▸ Input for this task
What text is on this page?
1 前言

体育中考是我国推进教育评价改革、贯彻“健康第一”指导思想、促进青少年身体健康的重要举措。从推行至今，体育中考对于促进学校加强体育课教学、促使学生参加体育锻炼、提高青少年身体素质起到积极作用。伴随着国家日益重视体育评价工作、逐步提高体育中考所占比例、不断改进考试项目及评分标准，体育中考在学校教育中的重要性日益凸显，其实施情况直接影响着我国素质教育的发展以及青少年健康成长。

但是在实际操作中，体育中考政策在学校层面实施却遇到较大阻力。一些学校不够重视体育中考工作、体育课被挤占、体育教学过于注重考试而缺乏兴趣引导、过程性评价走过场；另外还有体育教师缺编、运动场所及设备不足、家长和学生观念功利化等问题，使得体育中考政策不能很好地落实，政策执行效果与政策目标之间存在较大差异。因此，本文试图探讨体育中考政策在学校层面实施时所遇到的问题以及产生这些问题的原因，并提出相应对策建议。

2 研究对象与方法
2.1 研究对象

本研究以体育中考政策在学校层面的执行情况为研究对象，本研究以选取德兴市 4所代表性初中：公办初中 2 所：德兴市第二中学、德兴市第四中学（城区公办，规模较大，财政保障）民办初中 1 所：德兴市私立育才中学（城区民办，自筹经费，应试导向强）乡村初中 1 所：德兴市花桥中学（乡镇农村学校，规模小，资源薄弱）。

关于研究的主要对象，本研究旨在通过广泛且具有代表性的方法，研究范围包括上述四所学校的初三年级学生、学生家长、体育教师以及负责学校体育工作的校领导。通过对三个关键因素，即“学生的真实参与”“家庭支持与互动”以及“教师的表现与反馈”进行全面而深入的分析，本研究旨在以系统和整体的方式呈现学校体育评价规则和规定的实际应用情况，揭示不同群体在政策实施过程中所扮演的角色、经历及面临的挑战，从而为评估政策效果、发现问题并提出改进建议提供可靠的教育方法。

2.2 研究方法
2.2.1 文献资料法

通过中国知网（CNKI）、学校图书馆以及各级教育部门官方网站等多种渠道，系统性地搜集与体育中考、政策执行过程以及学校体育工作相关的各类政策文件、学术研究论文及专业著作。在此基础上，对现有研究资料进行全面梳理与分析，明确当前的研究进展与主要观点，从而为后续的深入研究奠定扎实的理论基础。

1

▸ Required task
Restate each record exactly as written.

▸ Task solution
What text is on this page?
1 前言

体育中考是我国推进教育评价改革、贯彻“健康第一”指导思想、促进青少年身体健康的重要举措。从推行至今，体育中考对于促进学校加强体育课教学、促使学生参加体育锻炼、提高青少年身体素质起到积极作用。伴随着国家日益重视体育评价工作、逐步提高体育中考所占比例、不断改进考试项目及评分标准，体育中考在学校教育中的重要性日益凸显，其实施情况直接影响着我国素质教育的发展以及青少年健康成长。

但是在实际操作中，体育中考政策在学校层面实施却遇到较大阻力。一些学校不够重视体育中考工作、体育课被挤占、体育教学过于注重考试而缺乏兴趣引导、过程性评价走过场；另外还有体育教师缺编、运动场所及设备不足、家长和学生观念功利化等问题，使得体育中考政策不能很好地落实，政策执行效果与政策目标之间存在较大差异。因此，本文试图探讨体育中考政策在学校层面实施时所遇到的问题以及产生这些问题的原因，并提出相应对策建议。

2 研究对象与方法
2.1 研究对象

本研究以体育中考政策在学校层面的执行情况为研究对象，本研究以选取德兴市 4所代表性初中：公办初中 2 所：德兴市第二中学、德兴市第四中学（城区公办，规模较大，财政保障）民办初中 1 所：德兴市私立育才中学（城区民办，自筹经费，应试导向强）乡村初中 1 所：德兴市花桥中学（乡镇农村学校，规模小，资源薄弱）。

关于研究的主要对象，本研究旨在通过广泛且具有代表性的方法，研究范围包括上述四所学校的初三年级学生、学生家长、体育教师以及负责学校体育工作的校领导。通过对三个关键因素，即“学生的真实参与”“家庭支持与互动”以及“教师的表现与反馈”进行全面而深入的分析，本研究旨在以系统和整体的方式呈现学校体育评价规则和规定的实际应用情况，揭示不同群体在政策实施过程中所扮演的角色、经历及面临的挑战，从而为评估政策效果、发现问题并提出改进建议提供可靠的教育方法。

2.2 研究方法
2.2.1 文献资料法

通过中国知网（CNKI）、学校图书馆以及各级教育部门官方网站等多种渠道，系统性地搜集与体育中考、政策执行过程以及学校体育工作相关的各类政策文件、学术研究论文及专业著作。在此基础上，对现有研究资料进行全面梳理与分析，明确当前的研究进展与主要观点，从而为后续的深入研究奠定扎实的理论基础。

1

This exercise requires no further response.